- Goal -
Using the listing below, please gather every line containing the word "body".

───── Available records

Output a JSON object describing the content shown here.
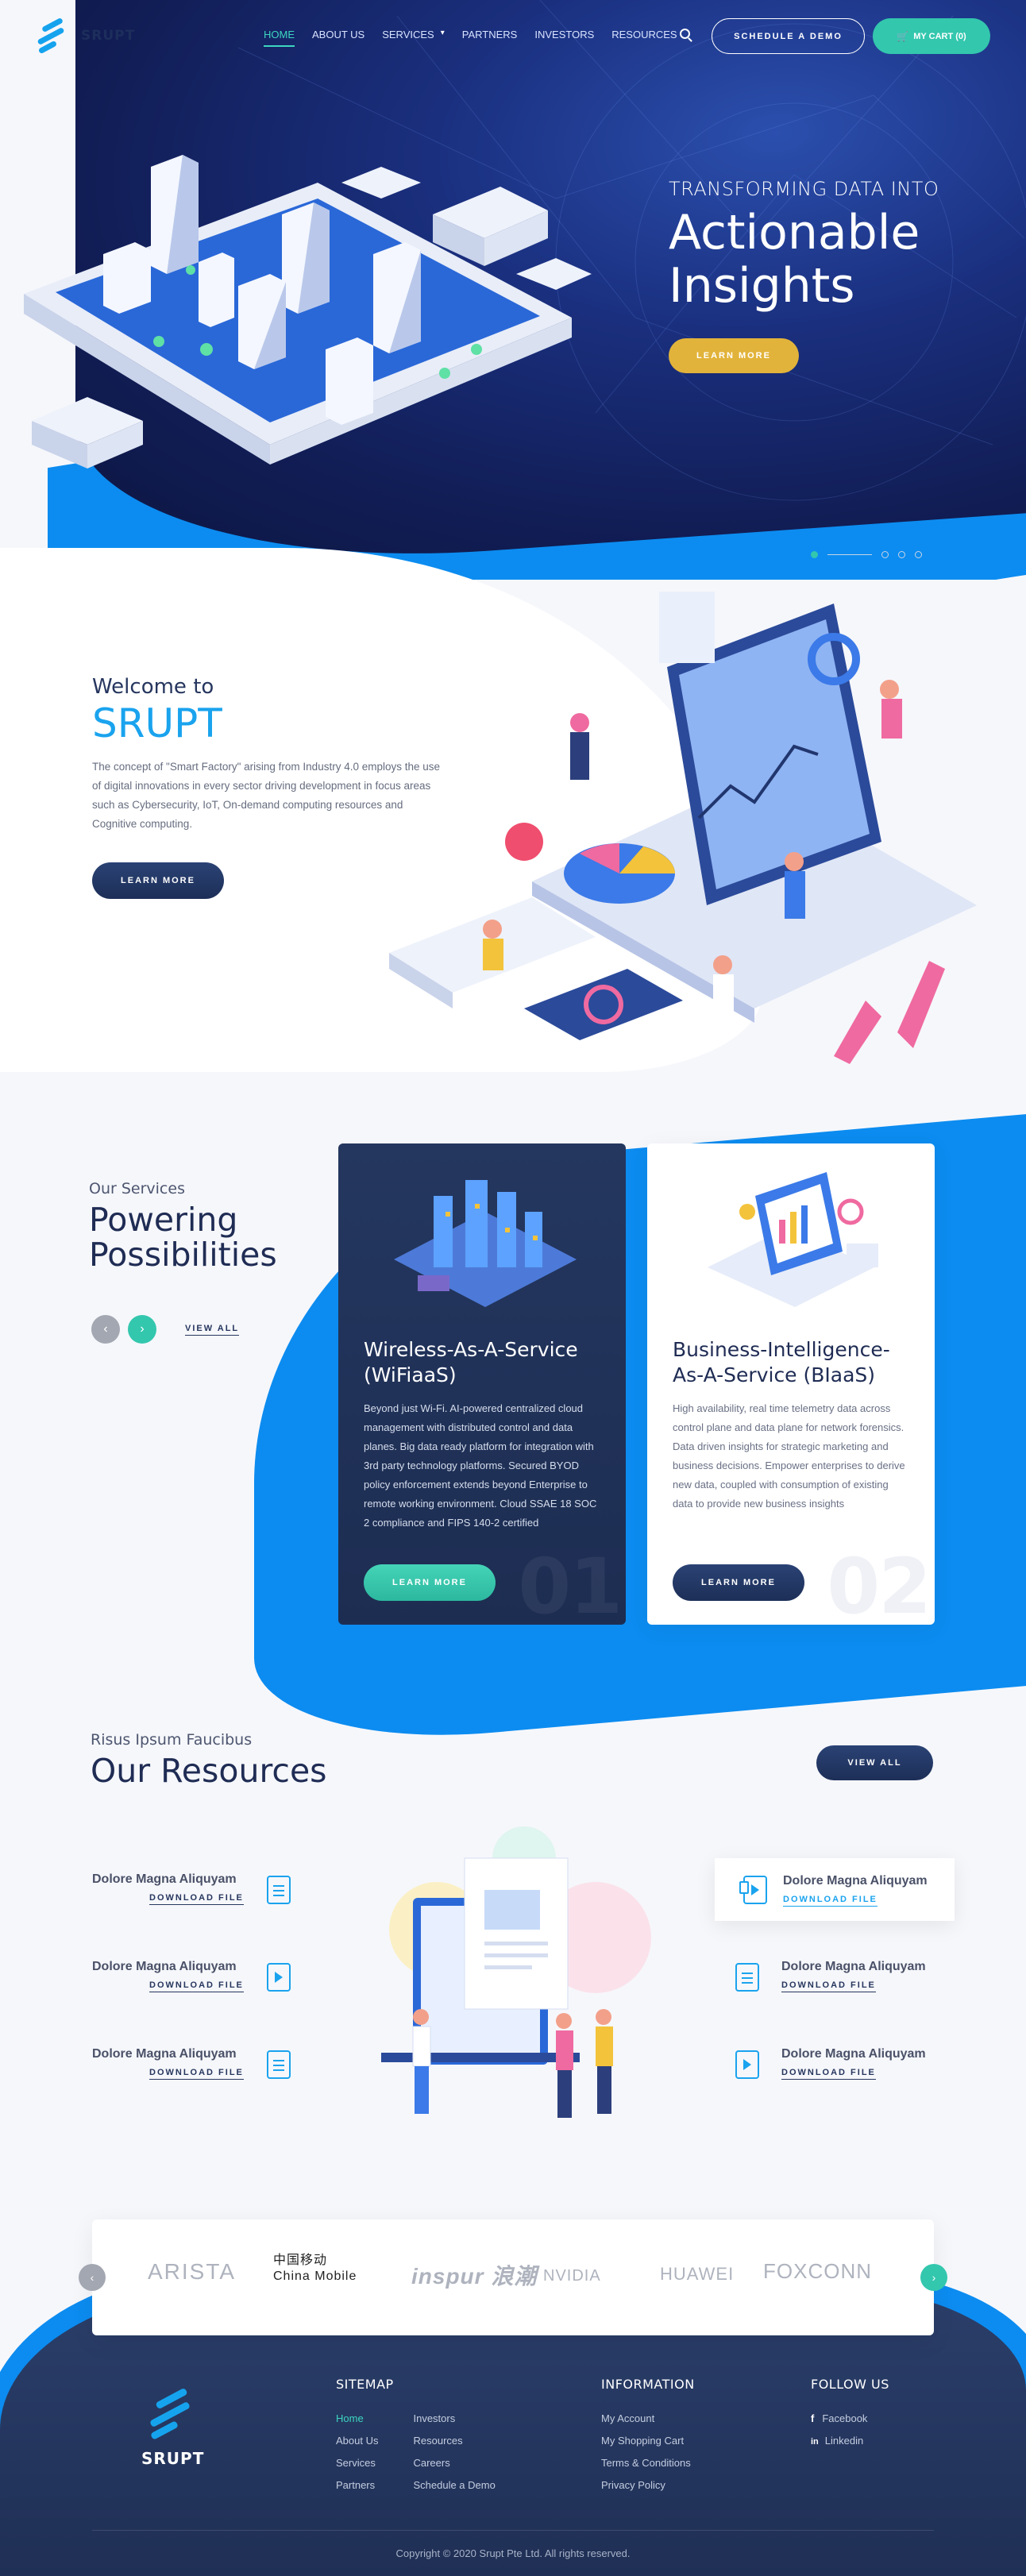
{
  "header": {
    "logo_text": "SRUPT",
    "nav": [
      "HOME",
      "ABOUT US",
      "SERVICES",
      "PARTNERS",
      "INVESTORS",
      "RESOURCES"
    ],
    "schedule_label": "SCHEDULE A DEMO",
    "cart_label": "MY CART (0)"
  },
  "hero": {
    "eyebrow": "TRANSFORMING DATA INTO",
    "title_line1": "Actionable",
    "title_line2": "Insights",
    "cta": "LEARN MORE"
  },
  "welcome": {
    "small": "Welcome to",
    "big": "SRUPT",
    "body": "The concept of \"Smart Factory\" arising from Industry 4.0 employs the use of digital innovations in every sector driving development in focus areas such as Cybersecurity, IoT, On-demand computing resources and Cognitive computing.",
    "cta": "LEARN MORE"
  },
  "services": {
    "eyebrow": "Our Services",
    "title_line1": "Powering",
    "title_line2": "Possibilities",
    "view_all": "VIEW ALL",
    "cards": [
      {
        "title": "Wireless-As-A-Service (WiFiaaS)",
        "body": "Beyond just Wi-Fi. AI-powered centralized cloud management with distributed control and data planes. Big data ready platform for integration with 3rd party technology platforms. Secured BYOD policy enforcement extends beyond Enterprise to remote working environment. Cloud SSAE 18 SOC 2 compliance and FIPS 140-2 certified",
        "cta": "LEARN MORE",
        "num": "01"
      },
      {
        "title": "Business-Intelligence-As-A-Service (BIaaS)",
        "body": "High availability, real time telemetry data across control plane and data plane for network forensics. Data driven insights for strategic marketing and business decisions. Empower enterprises to derive new data, coupled with consumption of existing data to provide new business insights",
        "cta": "LEARN MORE",
        "num": "02"
      }
    ]
  },
  "resources": {
    "eyebrow": "Risus Ipsum Faucibus",
    "title": "Our Resources",
    "view_all": "VIEW ALL",
    "items": [
      {
        "title": "Dolore Magna Aliquyam",
        "link": "DOWNLOAD FILE"
      },
      {
        "title": "Dolore Magna Aliquyam",
        "link": "DOWNLOAD FILE"
      },
      {
        "title": "Dolore Magna Aliquyam",
        "link": "DOWNLOAD FILE"
      },
      {
        "title": "Dolore Magna Aliquyam",
        "link": "DOWNLOAD FILE"
      },
      {
        "title": "Dolore Magna Aliquyam",
        "link": "DOWNLOAD FILE"
      },
      {
        "title": "Dolore Magna Aliquyam",
        "link": "DOWNLOAD FILE"
      }
    ]
  },
  "partners": [
    "ARISTA",
    "中国移动 China Mobile",
    "inspur 浪潮",
    "NVIDIA",
    "HUAWEI",
    "FOXCONN"
  ],
  "footer": {
    "logo_text": "SRUPT",
    "sitemap_title": "SITEMAP",
    "sitemap_col1": [
      "Home",
      "About Us",
      "Services",
      "Partners"
    ],
    "sitemap_col2": [
      "Investors",
      "Resources",
      "Careers",
      "Schedule a Demo"
    ],
    "info_title": "INFORMATION",
    "info": [
      "My Account",
      "My Shopping Cart",
      "Terms & Conditions",
      "Privacy Policy"
    ],
    "follow_title": "FOLLOW US",
    "social": [
      "Facebook",
      "Linkedin"
    ],
    "copyright": "Copyright © 2020 Srupt Pte Ltd. All rights reserved."
  },
  "colors": {
    "accent_teal": "#33c7ae",
    "brand_blue": "#0c8cf0",
    "navy": "#1f2c54",
    "gold": "#e2b33a"
  }
}
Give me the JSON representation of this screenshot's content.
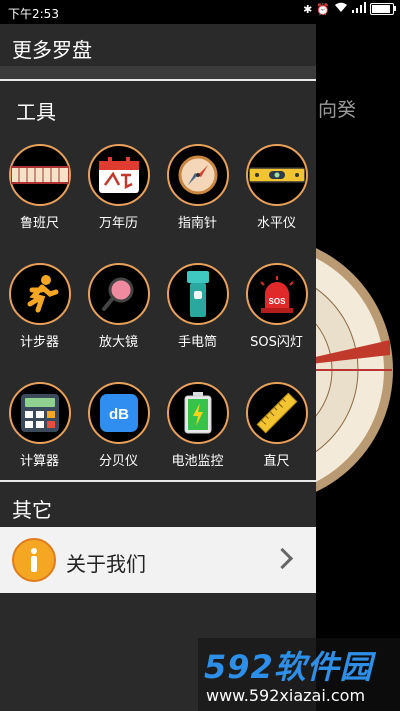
{
  "status_bar": {
    "time": "下午2:53"
  },
  "background": {
    "partial_text": "向癸"
  },
  "drawer": {
    "title": "更多罗盘",
    "tools_section": {
      "title": "工具",
      "items": [
        {
          "label": "鲁班尺",
          "icon": "ruler-wood-icon"
        },
        {
          "label": "万年历",
          "icon": "calendar-icon"
        },
        {
          "label": "指南针",
          "icon": "compass-icon"
        },
        {
          "label": "水平仪",
          "icon": "spirit-level-icon"
        },
        {
          "label": "计步器",
          "icon": "runner-icon"
        },
        {
          "label": "放大镜",
          "icon": "magnifier-icon"
        },
        {
          "label": "手电筒",
          "icon": "flashlight-icon"
        },
        {
          "label": "SOS闪灯",
          "icon": "sos-light-icon"
        },
        {
          "label": "计算器",
          "icon": "calculator-icon"
        },
        {
          "label": "分贝仪",
          "icon": "decibel-icon"
        },
        {
          "label": "电池监控",
          "icon": "battery-monitor-icon"
        },
        {
          "label": "直尺",
          "icon": "ruler-icon"
        }
      ]
    },
    "other_section": {
      "title": "其它",
      "about_label": "关于我们"
    }
  },
  "watermark": {
    "brand": "592软件园",
    "url": "www.592xiazai.com"
  },
  "colors": {
    "drawer_bg": "#2a2a2a",
    "ring": "#e9a15a",
    "about_bg": "#f2f2f2"
  }
}
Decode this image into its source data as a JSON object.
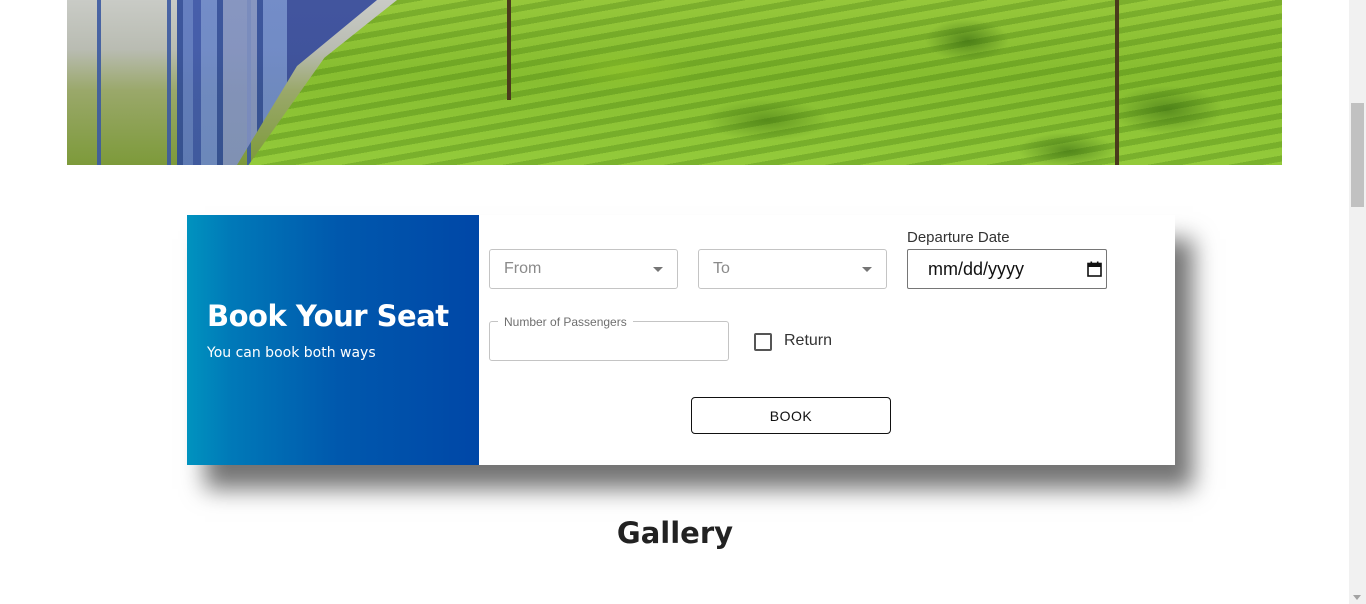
{
  "hero": {
    "image_name": "train-through-tea-plantation-image"
  },
  "booking": {
    "title": "Book Your Seat",
    "subtitle": "You can book both ways",
    "from_placeholder": "From",
    "to_placeholder": "To",
    "departure_label": "Departure Date",
    "date_placeholder": "mm/dd/yyyy",
    "passengers_label": "Number of Passengers",
    "passengers_value": "",
    "return_label": "Return",
    "return_checked": false,
    "book_label": "BOOK"
  },
  "gallery": {
    "title": "Gallery"
  },
  "colors": {
    "panel_gradient_start": "#0093bf",
    "panel_gradient_end": "#0047a7"
  }
}
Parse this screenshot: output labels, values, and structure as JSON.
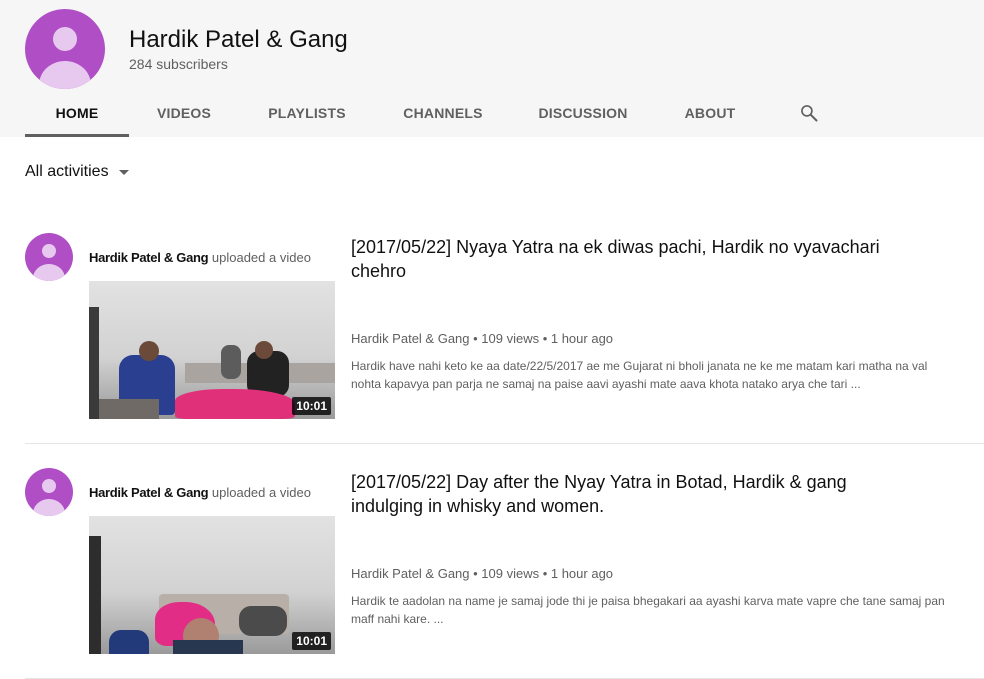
{
  "channel": {
    "name": "Hardik Patel & Gang",
    "subscribers": "284 subscribers"
  },
  "tabs": [
    {
      "label": "HOME",
      "active": true
    },
    {
      "label": "VIDEOS",
      "active": false
    },
    {
      "label": "PLAYLISTS",
      "active": false
    },
    {
      "label": "CHANNELS",
      "active": false
    },
    {
      "label": "DISCUSSION",
      "active": false
    },
    {
      "label": "ABOUT",
      "active": false
    }
  ],
  "icons": {
    "search": "search-icon",
    "dropdown": "caret-down-icon",
    "avatar": "avatar-icon"
  },
  "colors": {
    "avatar_bg": "#b04ec6",
    "header_bg": "#f6f6f6",
    "active_tab_underline": "#606060"
  },
  "filter": {
    "label": "All activities"
  },
  "activities": [
    {
      "author": "Hardik Patel & Gang",
      "action": " uploaded a video",
      "video": {
        "title": "[2017/05/22] Nyaya Yatra na ek diwas pachi, Hardik no vyavachari chehro",
        "meta": "Hardik Patel & Gang • 109 views • 1 hour ago",
        "description": "Hardik have nahi keto ke aa date/22/5/2017 ae me Gujarat ni bholi janata ne ke me matam kari matha na val nohta kapavya pan parja ne samaj na paise aavi ayashi mate aava khota natako arya che tari ...",
        "duration": "10:01"
      }
    },
    {
      "author": "Hardik Patel & Gang",
      "action": " uploaded a video",
      "video": {
        "title": "[2017/05/22] Day after the Nyay Yatra in Botad, Hardik & gang indulging in whisky and women.",
        "meta": "Hardik Patel & Gang • 109 views • 1 hour ago",
        "description": "Hardik te aadolan na name je samaj jode thi je paisa bhegakari aa ayashi karva mate vapre che tane samaj pan maff nahi kare. ...",
        "duration": "10:01"
      }
    }
  ]
}
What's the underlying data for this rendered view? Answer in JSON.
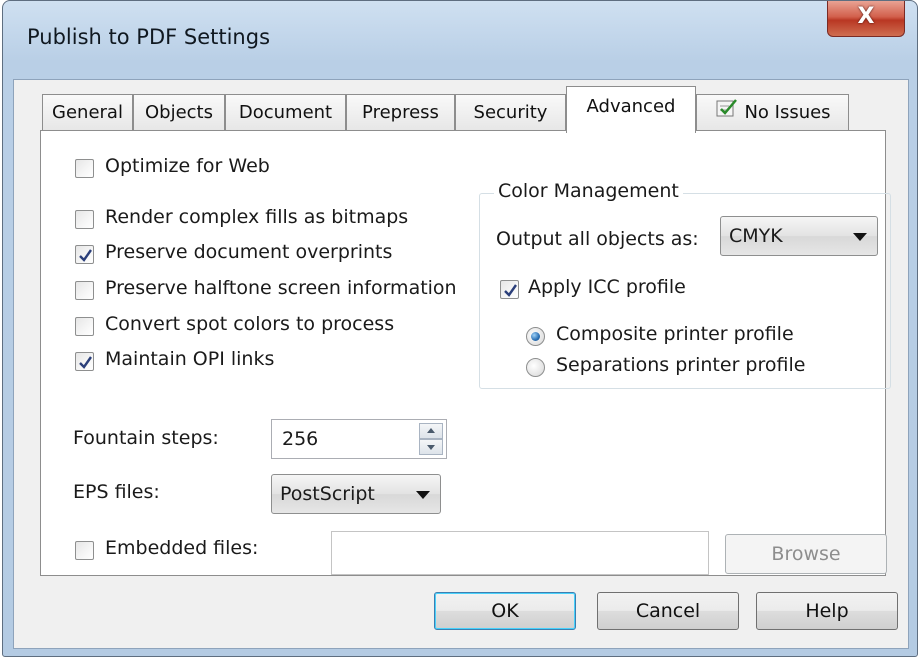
{
  "window": {
    "title": "Publish to PDF Settings",
    "close_label": "X"
  },
  "tabs": [
    {
      "label": "General"
    },
    {
      "label": "Objects"
    },
    {
      "label": "Document"
    },
    {
      "label": "Prepress"
    },
    {
      "label": "Security"
    },
    {
      "label": "Advanced"
    },
    {
      "label": "No Issues",
      "icon": "checklist-icon"
    }
  ],
  "active_tab": "Advanced",
  "options": {
    "optimize_for_web": {
      "label": "Optimize for Web",
      "checked": false
    },
    "render_complex_fills": {
      "label": "Render complex fills as bitmaps",
      "checked": false
    },
    "preserve_overprints": {
      "label": "Preserve document overprints",
      "checked": true
    },
    "preserve_halftone": {
      "label": "Preserve halftone screen information",
      "checked": false
    },
    "convert_spot_colors": {
      "label": "Convert spot colors to process",
      "checked": false
    },
    "maintain_opi": {
      "label": "Maintain OPI links",
      "checked": true
    }
  },
  "fountain_steps": {
    "label": "Fountain steps:",
    "value": "256"
  },
  "eps_files": {
    "label": "EPS files:",
    "value": "PostScript"
  },
  "embedded_files": {
    "label": "Embedded files:",
    "checked": false,
    "value": "",
    "browse_label": "Browse"
  },
  "color_management": {
    "title": "Color Management",
    "output_label": "Output all objects as:",
    "output_value": "CMYK",
    "apply_icc": {
      "label": "Apply ICC profile",
      "checked": true
    },
    "composite": {
      "label": "Composite printer profile",
      "selected": true
    },
    "separations": {
      "label": "Separations printer profile",
      "selected": false
    }
  },
  "buttons": {
    "ok": "OK",
    "cancel": "Cancel",
    "help": "Help"
  },
  "colors": {
    "window_frame": "#b9cfe6",
    "close_red": "#c4412c",
    "focus_blue": "#3c7fb1"
  }
}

──────────

- Task answer -
    "body": "The concept of \"Smart Factory\" arising from Industry 4.0 employs the use of digital innovations in every sector driving development in focus areas such as Cybersecurity, IoT, On-demand computing resources and Cognitive computing.",
        "body": "Beyond just Wi-Fi. AI-powered centralized cloud management with distributed control and data planes. Big data ready platform for integration with 3rd party technology platforms. Secured BYOD policy enforcement extends beyond Enterprise to remote working environment. Cloud SSAE 18 SOC 2 compliance and FIPS 140-2 certified",
        "body": "High availability, real time telemetry data across control plane and data plane for network forensics. Data driven insights for strategic marketing and business decisions. Empower enterprises to derive new data, coupled with consumption of existing data to provide new business insights",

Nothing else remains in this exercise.